What you will do: Transcribe the entries below exactly; leave every image out.
+---+
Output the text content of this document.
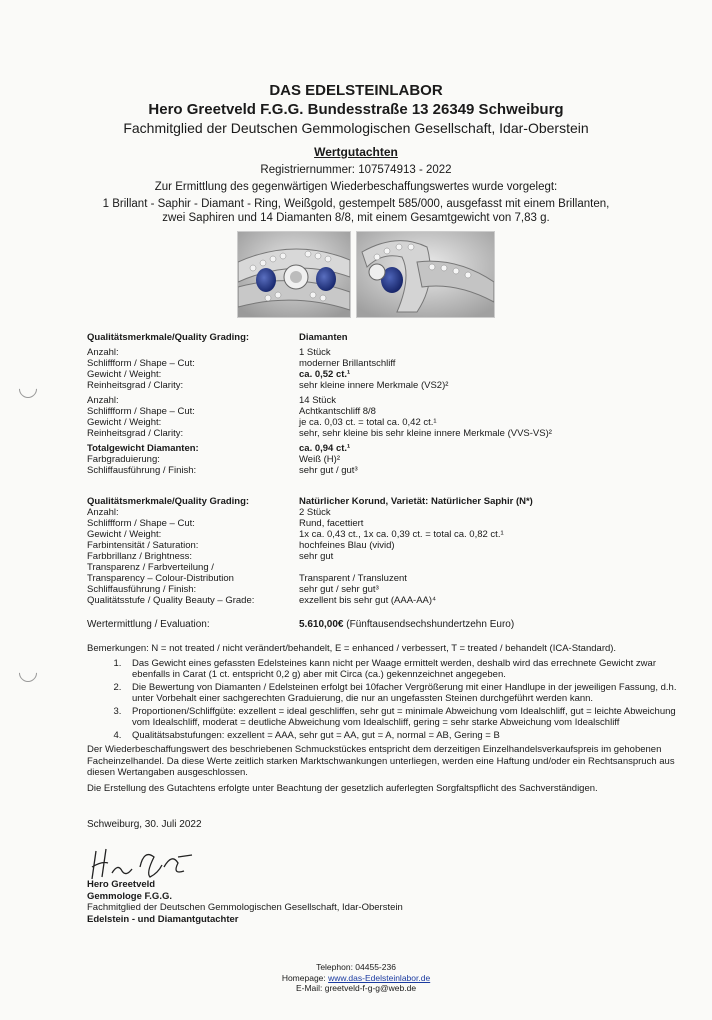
DAS EDELSTEINLABOR
Hero Greetveld F.G.G. Bundesstraße 13 26349 Schweiburg
Fachmitglied der Deutschen Gemmologischen Gesellschaft, Idar-Oberstein
Wertgutachten
Registriernummer: 107574913 - 2022
Zur Ermittlung des gegenwärtigen Wiederbeschaffungswertes wurde vorgelegt:
1 Brillant - Saphir - Diamant - Ring, Weißgold, gestempelt 585/000, ausgefasst mit einem Brillanten,
zwei Saphiren und 14 Diamanten 8/8, mit einem Gesamtgewicht von 7,83 g.
Qualitätsmerkmale/Quality Grading:	Diamanten
Anzahl:	1 Stück
Schliffform / Shape – Cut:	moderner Brillantschliff
Gewicht / Weight:	ca. 0,52 ct.¹
Reinheitsgrad / Clarity:	sehr kleine innere Merkmale (VS2)²
Anzahl:	14 Stück
Schliffform / Shape – Cut:	Achtkantschliff 8/8
Gewicht / Weight:	je ca. 0,03 ct. = total ca. 0,42 ct.¹
Reinheitsgrad / Clarity:	sehr, sehr kleine bis sehr kleine innere Merkmale (VVS-VS)²
Totalgewicht Diamanten:	ca. 0,94 ct.¹
Farbgraduierung:	Weiß (H)²
Schliffausführung / Finish:	sehr gut / gut³
Qualitätsmerkmale/Quality Grading:	Natürlicher Korund, Varietät: Natürlicher Saphir (N*)
Anzahl:	2 Stück
Schliffform / Shape – Cut:	Rund, facettiert
Gewicht / Weight:	1x ca. 0,43 ct., 1x ca. 0,39 ct. = total ca. 0,82 ct.¹
Farbintensität / Saturation:	hochfeines Blau (vivid)
Farbbrillanz / Brightness:	sehr gut
Transparenz / Farbverteilung /
Transparency – Colour-Distribution	Transparent / Transluzent
Schliffausführung / Finish:	sehr gut / sehr gut³
Qualitätsstufe / Quality Beauty – Grade:	exzellent bis sehr gut (AAA-AA)⁴
Wertermittlung / Evaluation:	5.610,00€ (Fünftausendsechshundertzehn Euro)
Bemerkungen: N = not treated / nicht verändert/behandelt, E = enhanced / verbessert, T = treated / behandelt (ICA-Standard).
1. Das Gewicht eines gefassten Edelsteines kann nicht per Waage ermittelt werden, deshalb wird das errechnete Gewicht zwar ebenfalls in Carat (1 ct. entspricht 0,2 g) aber mit Circa (ca.) gekennzeichnet angegeben.
2. Die Bewertung von Diamanten / Edelsteinen erfolgt bei 10facher Vergrößerung mit einer Handlupe in der jeweiligen Fassung, d.h. unter Vorbehalt einer sachgerechten Graduierung, die nur an ungefassten Steinen durchgeführt werden kann.
3. Proportionen/Schliffgüte: exzellent = ideal geschliffen, sehr gut = minimale Abweichung vom Idealschliff, gut = leichte Abweichung vom Idealschliff, moderat = deutliche Abweichung vom Idealschliff, gering = sehr starke Abweichung vom Idealschliff
4. Qualitätsabstufungen: exzellent = AAA, sehr gut = AA, gut = A, normal = AB, Gering = B
Der Wiederbeschaffungswert des beschriebenen Schmuckstückes entspricht dem derzeitigen Einzelhandelsverkaufspreis im gehobenen Facheinzelhandel. Da diese Werte zeitlich starken Marktschwankungen unterliegen, werden eine Haftung und/oder ein Rechtsanspruch aus diesen Wertangaben ausgeschlossen.
Die Erstellung des Gutachtens erfolgte unter Beachtung der gesetzlich auferlegten Sorgfaltspflicht des Sachverständigen.
Schweiburg, 30. Juli 2022
Hero Greetveld
Gemmologe F.G.G.
Fachmitglied der Deutschen Gemmologischen Gesellschaft, Idar-Oberstein
Edelstein - und Diamantgutachter
Telephon: 04455-236
Homepage: www.das-Edelsteinlabor.de
E-Mail: greetveld-f-g-g@web.de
+---+
Final result:
Output the text content of this document.
DAS EDELSTEINLABOR
Hero Greetveld F.G.G. Bundesstraße 13 26349 Schweiburg
Fachmitglied der Deutschen Gemmologischen Gesellschaft, Idar-Oberstein
Wertgutachten
Registriernummer: 107574913 - 2022
Zur Ermittlung des gegenwärtigen Wiederbeschaffungswertes wurde vorgelegt:
1 Brillant - Saphir - Diamant - Ring, Weißgold, gestempelt 585/000, ausgefasst mit einem Brillanten,
zwei Saphiren und 14 Diamanten 8/8, mit einem Gesamtgewicht von 7,83 g.
Qualitätsmerkmale/Quality Grading:	Diamanten
Anzahl:	1 Stück
Schliffform / Shape – Cut:	moderner Brillantschliff
Gewicht / Weight:	ca. 0,52 ct.¹
Reinheitsgrad / Clarity:	sehr kleine innere Merkmale (VS2)²
Anzahl:	14 Stück
Schliffform / Shape – Cut:	Achtkantschliff 8/8
Gewicht / Weight:	je ca. 0,03 ct. = total ca. 0,42 ct.¹
Reinheitsgrad / Clarity:	sehr, sehr kleine bis sehr kleine innere Merkmale (VVS-VS)²
Totalgewicht Diamanten:	ca. 0,94 ct.¹
Farbgraduierung:	Weiß (H)²
Schliffausführung / Finish:	sehr gut / gut³
Qualitätsmerkmale/Quality Grading:	Natürlicher Korund, Varietät: Natürlicher Saphir (N*)
Anzahl:	2 Stück
Schliffform / Shape – Cut:	Rund, facettiert
Gewicht / Weight:	1x ca. 0,43 ct., 1x ca. 0,39 ct. = total ca. 0,82 ct.¹
Farbintensität / Saturation:	hochfeines Blau (vivid)
Farbbrillanz / Brightness:	sehr gut
Transparenz / Farbverteilung /
Transparency – Colour-Distribution	Transparent / Transluzent
Schliffausführung / Finish:	sehr gut / sehr gut³
Qualitätsstufe / Quality Beauty – Grade:	exzellent bis sehr gut (AAA-AA)⁴
Wertermittlung / Evaluation:	5.610,00€ (Fünftausendsechshundertzehn Euro)
Bemerkungen: N = not treated / nicht verändert/behandelt, E = enhanced / verbessert, T = treated / behandelt (ICA-Standard).
1. Das Gewicht eines gefassten Edelsteines kann nicht per Waage ermittelt werden, deshalb wird das errechnete Gewicht zwar ebenfalls in Carat (1 ct. entspricht 0,2 g) aber mit Circa (ca.) gekennzeichnet angegeben.
2. Die Bewertung von Diamanten / Edelsteinen erfolgt bei 10facher Vergrößerung mit einer Handlupe in der jeweiligen Fassung, d.h. unter Vorbehalt einer sachgerechten Graduierung, die nur an ungefassten Steinen durchgeführt werden kann.
3. Proportionen/Schliffgüte: exzellent = ideal geschliffen, sehr gut = minimale Abweichung vom Idealschliff, gut = leichte Abweichung vom Idealschliff, moderat = deutliche Abweichung vom Idealschliff, gering = sehr starke Abweichung vom Idealschliff
4. Qualitätsabstufungen: exzellent = AAA, sehr gut = AA, gut = A, normal = AB, Gering = B
Der Wiederbeschaffungswert des beschriebenen Schmuckstückes entspricht dem derzeitigen Einzelhandelsverkaufspreis im gehobenen Facheinzelhandel. Da diese Werte zeitlich starken Marktschwankungen unterliegen, werden eine Haftung und/oder ein Rechtsanspruch aus diesen Wertangaben ausgeschlossen.
Die Erstellung des Gutachtens erfolgte unter Beachtung der gesetzlich auferlegten Sorgfaltspflicht des Sachverständigen.
Schweiburg, 30. Juli 2022
Hero Greetveld
Gemmologe F.G.G.
Fachmitglied der Deutschen Gemmologischen Gesellschaft, Idar-Oberstein
Edelstein - und Diamantgutachter
Telephon: 04455-236
Homepage: www.das-Edelsteinlabor.de
E-Mail: greetveld-f-g-g@web.de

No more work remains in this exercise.